►

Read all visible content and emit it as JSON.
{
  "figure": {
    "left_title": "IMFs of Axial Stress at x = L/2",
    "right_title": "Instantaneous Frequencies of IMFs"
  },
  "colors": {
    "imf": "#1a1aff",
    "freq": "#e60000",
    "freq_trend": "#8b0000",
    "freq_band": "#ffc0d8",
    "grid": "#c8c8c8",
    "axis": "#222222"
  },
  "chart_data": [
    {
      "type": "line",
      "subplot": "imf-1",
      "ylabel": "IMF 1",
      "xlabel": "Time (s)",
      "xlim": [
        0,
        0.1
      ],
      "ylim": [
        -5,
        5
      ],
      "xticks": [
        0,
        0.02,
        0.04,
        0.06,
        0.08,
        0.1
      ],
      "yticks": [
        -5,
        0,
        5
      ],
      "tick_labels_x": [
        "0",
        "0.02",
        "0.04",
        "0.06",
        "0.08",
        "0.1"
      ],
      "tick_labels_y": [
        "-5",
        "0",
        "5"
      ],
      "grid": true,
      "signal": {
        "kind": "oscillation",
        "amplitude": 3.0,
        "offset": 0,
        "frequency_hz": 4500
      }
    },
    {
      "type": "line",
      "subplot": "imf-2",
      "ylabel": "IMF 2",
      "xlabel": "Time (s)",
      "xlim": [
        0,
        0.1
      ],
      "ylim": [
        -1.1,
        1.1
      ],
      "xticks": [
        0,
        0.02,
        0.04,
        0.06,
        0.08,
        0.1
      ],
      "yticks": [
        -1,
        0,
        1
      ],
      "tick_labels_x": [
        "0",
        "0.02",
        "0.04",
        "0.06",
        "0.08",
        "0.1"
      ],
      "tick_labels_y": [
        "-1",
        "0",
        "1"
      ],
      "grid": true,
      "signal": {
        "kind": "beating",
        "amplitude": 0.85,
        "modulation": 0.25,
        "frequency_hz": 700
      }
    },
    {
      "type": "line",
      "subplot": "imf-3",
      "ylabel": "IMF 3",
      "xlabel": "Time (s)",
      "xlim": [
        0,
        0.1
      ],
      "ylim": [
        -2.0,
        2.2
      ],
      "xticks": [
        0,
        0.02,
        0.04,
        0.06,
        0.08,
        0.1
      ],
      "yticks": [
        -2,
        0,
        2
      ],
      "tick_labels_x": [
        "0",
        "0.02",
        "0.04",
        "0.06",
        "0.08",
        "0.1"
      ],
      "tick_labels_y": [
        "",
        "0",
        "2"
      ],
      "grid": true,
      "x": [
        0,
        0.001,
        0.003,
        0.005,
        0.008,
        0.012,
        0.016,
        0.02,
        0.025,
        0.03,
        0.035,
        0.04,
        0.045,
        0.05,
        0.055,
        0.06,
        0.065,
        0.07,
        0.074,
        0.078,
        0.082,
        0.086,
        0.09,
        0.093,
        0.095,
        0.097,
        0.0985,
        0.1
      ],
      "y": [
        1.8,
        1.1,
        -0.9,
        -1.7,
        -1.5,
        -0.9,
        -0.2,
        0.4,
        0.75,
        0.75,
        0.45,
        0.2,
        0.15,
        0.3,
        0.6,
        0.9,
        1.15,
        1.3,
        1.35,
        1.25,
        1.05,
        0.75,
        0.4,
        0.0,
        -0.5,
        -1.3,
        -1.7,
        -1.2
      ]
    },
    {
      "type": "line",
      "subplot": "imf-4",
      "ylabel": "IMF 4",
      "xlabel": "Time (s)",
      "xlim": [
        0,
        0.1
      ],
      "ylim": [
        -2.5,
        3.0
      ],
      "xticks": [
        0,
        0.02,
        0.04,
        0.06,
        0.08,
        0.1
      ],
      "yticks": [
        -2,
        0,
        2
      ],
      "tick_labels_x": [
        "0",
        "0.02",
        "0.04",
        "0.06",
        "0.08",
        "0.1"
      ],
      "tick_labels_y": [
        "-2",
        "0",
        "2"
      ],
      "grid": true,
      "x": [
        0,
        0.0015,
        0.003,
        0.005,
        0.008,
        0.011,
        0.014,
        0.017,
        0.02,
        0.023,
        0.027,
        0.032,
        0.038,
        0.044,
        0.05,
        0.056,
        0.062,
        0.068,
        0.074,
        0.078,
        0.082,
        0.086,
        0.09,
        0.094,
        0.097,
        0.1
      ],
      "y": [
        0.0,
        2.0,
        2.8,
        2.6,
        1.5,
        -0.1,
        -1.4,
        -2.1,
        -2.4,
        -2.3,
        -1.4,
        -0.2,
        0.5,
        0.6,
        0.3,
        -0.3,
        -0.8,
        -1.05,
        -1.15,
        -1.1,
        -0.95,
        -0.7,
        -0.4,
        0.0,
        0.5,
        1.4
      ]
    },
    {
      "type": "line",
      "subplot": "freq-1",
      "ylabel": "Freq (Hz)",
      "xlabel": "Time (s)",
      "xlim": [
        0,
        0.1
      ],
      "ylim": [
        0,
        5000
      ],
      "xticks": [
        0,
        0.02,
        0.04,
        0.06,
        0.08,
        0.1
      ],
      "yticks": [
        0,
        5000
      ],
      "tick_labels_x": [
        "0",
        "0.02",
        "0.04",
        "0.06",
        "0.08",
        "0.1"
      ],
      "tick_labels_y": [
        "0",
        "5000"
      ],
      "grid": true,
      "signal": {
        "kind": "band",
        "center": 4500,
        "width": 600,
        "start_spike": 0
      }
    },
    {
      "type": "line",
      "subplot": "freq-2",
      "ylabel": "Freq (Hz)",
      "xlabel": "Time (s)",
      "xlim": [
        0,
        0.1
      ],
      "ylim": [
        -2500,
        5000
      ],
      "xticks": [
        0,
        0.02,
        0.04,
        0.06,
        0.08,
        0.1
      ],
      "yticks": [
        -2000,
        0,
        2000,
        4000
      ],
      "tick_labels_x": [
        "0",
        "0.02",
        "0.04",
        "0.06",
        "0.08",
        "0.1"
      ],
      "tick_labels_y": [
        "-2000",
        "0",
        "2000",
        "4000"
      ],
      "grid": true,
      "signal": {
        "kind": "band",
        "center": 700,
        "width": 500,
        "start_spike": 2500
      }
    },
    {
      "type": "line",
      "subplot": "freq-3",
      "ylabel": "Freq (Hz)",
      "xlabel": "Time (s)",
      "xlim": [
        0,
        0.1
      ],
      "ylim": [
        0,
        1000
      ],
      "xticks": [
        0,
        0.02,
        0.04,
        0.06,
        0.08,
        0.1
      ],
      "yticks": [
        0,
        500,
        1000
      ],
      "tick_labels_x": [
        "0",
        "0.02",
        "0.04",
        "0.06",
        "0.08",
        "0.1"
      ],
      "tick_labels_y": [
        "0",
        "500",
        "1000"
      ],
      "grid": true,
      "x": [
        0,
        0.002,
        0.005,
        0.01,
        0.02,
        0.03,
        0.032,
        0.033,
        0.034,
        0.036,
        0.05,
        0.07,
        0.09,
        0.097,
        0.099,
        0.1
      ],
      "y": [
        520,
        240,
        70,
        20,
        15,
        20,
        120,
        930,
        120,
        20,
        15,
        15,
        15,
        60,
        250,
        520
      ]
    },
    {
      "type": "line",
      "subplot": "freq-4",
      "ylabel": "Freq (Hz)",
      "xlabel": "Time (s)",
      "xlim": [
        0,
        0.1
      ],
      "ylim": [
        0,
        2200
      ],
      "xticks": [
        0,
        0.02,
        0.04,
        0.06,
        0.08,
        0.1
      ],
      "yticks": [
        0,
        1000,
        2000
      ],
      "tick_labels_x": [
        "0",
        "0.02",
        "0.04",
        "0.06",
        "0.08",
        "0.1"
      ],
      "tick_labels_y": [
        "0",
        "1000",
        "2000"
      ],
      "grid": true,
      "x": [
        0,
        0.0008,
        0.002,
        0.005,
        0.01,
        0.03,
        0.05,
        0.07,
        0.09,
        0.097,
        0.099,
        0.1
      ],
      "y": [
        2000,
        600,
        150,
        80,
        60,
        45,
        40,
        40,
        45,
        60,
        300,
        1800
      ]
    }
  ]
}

◄
►

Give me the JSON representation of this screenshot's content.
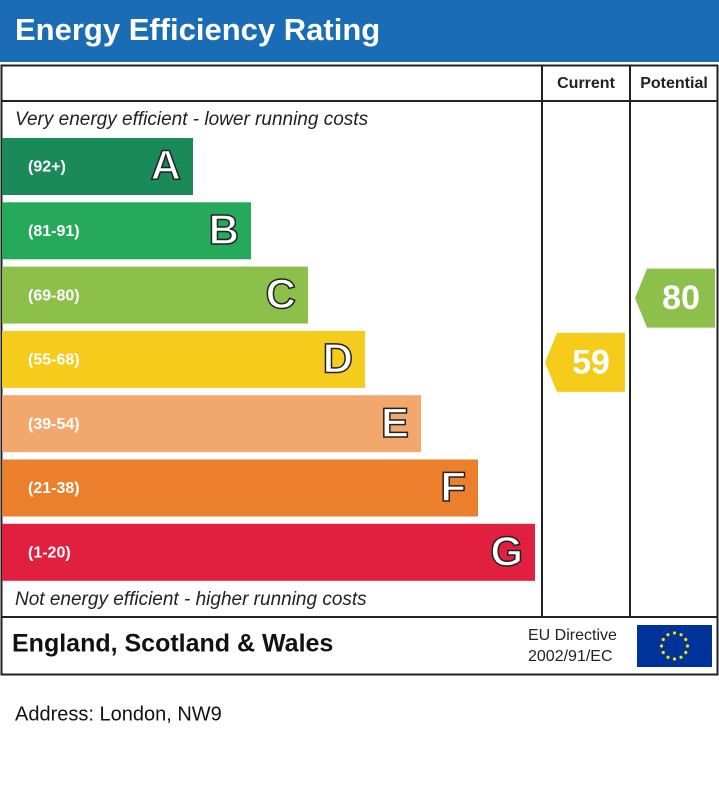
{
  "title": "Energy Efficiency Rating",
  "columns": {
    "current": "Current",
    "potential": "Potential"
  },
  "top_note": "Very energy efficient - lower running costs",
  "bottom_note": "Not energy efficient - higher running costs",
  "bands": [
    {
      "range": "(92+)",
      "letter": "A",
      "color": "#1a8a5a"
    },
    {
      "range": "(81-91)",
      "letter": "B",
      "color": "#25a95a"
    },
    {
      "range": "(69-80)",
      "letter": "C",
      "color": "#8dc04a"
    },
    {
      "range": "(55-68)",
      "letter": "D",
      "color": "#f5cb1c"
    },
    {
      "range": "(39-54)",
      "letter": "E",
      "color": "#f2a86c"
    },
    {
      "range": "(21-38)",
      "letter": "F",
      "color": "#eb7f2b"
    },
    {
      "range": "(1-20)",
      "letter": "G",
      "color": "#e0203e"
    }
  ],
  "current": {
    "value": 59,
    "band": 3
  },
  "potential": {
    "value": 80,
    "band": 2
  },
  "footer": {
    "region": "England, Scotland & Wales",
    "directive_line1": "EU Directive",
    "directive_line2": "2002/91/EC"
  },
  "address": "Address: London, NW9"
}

◄
►

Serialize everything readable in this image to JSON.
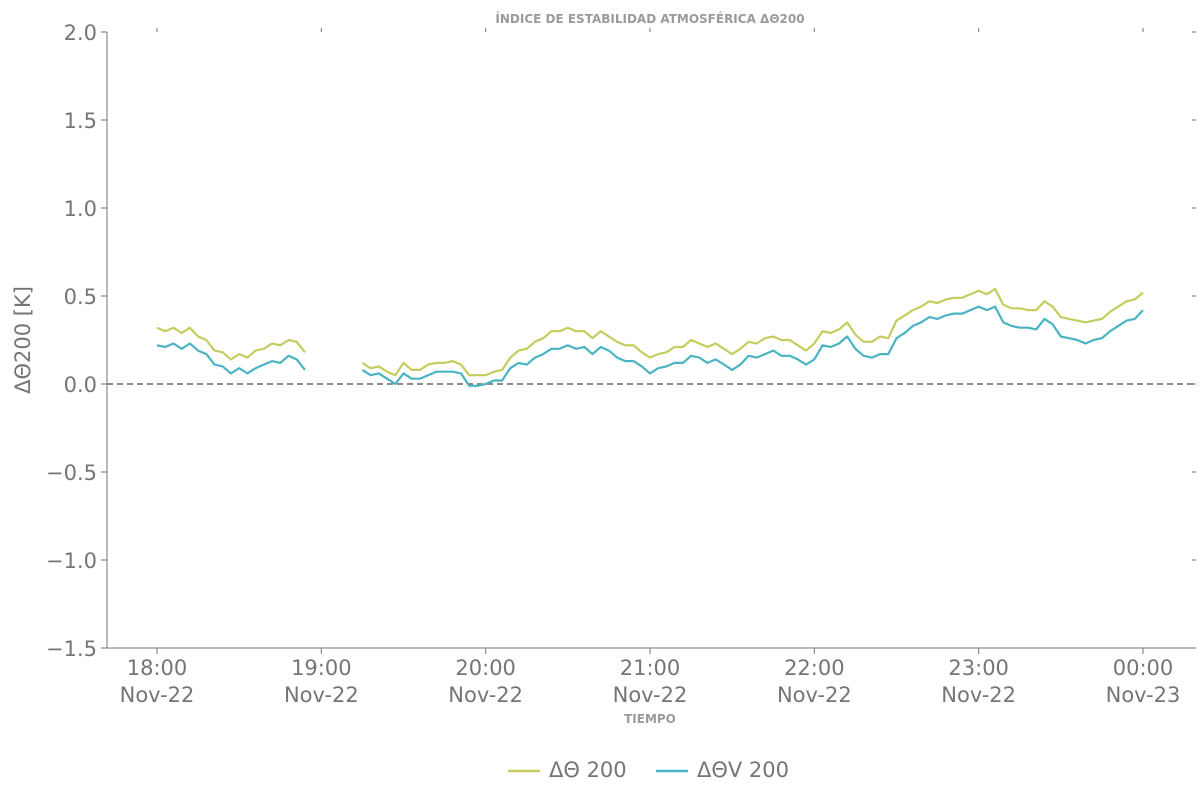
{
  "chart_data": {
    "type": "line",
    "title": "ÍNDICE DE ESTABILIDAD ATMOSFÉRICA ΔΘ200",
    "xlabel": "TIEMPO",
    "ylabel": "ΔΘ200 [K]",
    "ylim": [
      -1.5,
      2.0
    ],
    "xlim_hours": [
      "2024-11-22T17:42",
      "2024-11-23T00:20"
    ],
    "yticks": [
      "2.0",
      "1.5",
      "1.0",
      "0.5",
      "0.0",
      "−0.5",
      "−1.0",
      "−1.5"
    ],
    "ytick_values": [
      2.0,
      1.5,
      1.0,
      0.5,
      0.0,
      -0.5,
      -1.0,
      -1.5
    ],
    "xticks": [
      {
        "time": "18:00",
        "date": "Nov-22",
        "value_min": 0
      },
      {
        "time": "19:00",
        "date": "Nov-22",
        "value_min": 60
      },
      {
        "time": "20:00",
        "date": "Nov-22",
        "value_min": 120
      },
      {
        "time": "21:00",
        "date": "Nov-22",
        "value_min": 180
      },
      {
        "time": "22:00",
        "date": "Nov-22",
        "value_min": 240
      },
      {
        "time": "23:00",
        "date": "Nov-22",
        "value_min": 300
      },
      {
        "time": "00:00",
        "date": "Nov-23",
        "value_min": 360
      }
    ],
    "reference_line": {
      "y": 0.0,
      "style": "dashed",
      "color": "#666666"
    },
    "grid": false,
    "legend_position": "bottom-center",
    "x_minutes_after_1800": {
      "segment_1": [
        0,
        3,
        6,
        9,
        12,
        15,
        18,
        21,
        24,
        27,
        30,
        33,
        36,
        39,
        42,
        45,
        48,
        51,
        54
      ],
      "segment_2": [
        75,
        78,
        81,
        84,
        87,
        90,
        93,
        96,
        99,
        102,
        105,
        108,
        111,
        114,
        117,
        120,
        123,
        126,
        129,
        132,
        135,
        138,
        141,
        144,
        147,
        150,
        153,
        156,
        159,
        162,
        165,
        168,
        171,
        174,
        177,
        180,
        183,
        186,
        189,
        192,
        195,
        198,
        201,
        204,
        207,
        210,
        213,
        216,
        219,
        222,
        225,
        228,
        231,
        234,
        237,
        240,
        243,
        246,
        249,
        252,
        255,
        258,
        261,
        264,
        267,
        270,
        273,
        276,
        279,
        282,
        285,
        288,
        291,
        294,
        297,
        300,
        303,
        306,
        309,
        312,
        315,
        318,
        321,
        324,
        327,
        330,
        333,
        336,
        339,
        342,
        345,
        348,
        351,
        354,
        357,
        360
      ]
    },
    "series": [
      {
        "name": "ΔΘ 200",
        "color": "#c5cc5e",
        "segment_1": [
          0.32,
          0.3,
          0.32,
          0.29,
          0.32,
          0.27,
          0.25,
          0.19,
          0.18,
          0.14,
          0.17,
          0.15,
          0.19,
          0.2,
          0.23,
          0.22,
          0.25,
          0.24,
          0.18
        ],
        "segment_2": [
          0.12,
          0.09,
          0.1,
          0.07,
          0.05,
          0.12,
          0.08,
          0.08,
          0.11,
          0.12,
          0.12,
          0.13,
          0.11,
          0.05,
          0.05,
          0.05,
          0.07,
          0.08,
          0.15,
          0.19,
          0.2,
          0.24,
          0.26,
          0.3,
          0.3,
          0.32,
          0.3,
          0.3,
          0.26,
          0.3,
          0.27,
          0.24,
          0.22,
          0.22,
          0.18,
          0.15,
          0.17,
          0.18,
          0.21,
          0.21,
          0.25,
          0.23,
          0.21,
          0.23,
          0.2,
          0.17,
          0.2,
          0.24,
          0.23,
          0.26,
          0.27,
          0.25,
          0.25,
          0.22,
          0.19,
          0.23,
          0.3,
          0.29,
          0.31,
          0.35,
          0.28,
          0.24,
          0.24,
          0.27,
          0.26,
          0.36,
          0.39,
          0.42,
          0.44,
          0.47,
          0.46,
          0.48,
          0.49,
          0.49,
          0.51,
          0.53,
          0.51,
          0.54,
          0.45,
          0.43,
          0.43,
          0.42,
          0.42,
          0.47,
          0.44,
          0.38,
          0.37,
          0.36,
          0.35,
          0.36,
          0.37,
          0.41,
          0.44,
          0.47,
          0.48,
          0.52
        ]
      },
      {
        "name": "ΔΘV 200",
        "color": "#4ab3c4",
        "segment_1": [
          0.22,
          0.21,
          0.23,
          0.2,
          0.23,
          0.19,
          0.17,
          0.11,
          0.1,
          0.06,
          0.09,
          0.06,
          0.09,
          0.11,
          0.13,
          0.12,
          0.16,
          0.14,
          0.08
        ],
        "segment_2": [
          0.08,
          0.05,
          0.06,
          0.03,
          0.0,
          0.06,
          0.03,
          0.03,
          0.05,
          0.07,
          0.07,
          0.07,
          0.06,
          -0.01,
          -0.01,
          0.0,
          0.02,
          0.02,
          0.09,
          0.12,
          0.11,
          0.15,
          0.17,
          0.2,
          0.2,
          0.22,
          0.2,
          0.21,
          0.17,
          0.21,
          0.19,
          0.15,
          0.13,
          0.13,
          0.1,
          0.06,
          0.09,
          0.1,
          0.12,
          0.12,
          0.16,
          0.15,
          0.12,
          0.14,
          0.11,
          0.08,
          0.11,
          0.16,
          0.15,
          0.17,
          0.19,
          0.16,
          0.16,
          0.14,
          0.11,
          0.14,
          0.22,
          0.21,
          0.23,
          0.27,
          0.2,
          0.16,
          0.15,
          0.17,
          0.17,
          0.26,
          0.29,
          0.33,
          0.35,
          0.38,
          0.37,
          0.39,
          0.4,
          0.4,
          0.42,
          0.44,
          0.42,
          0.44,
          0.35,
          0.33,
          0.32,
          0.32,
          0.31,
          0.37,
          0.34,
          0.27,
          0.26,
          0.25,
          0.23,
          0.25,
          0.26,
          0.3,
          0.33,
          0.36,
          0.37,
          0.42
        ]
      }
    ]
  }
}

◄

**Instructions to follow**
List all lines from the entries that include the word "this".

**Answer to the task**
Give me the JSON representation of this screenshot's content.
Serialize everything readable in this image to JSON.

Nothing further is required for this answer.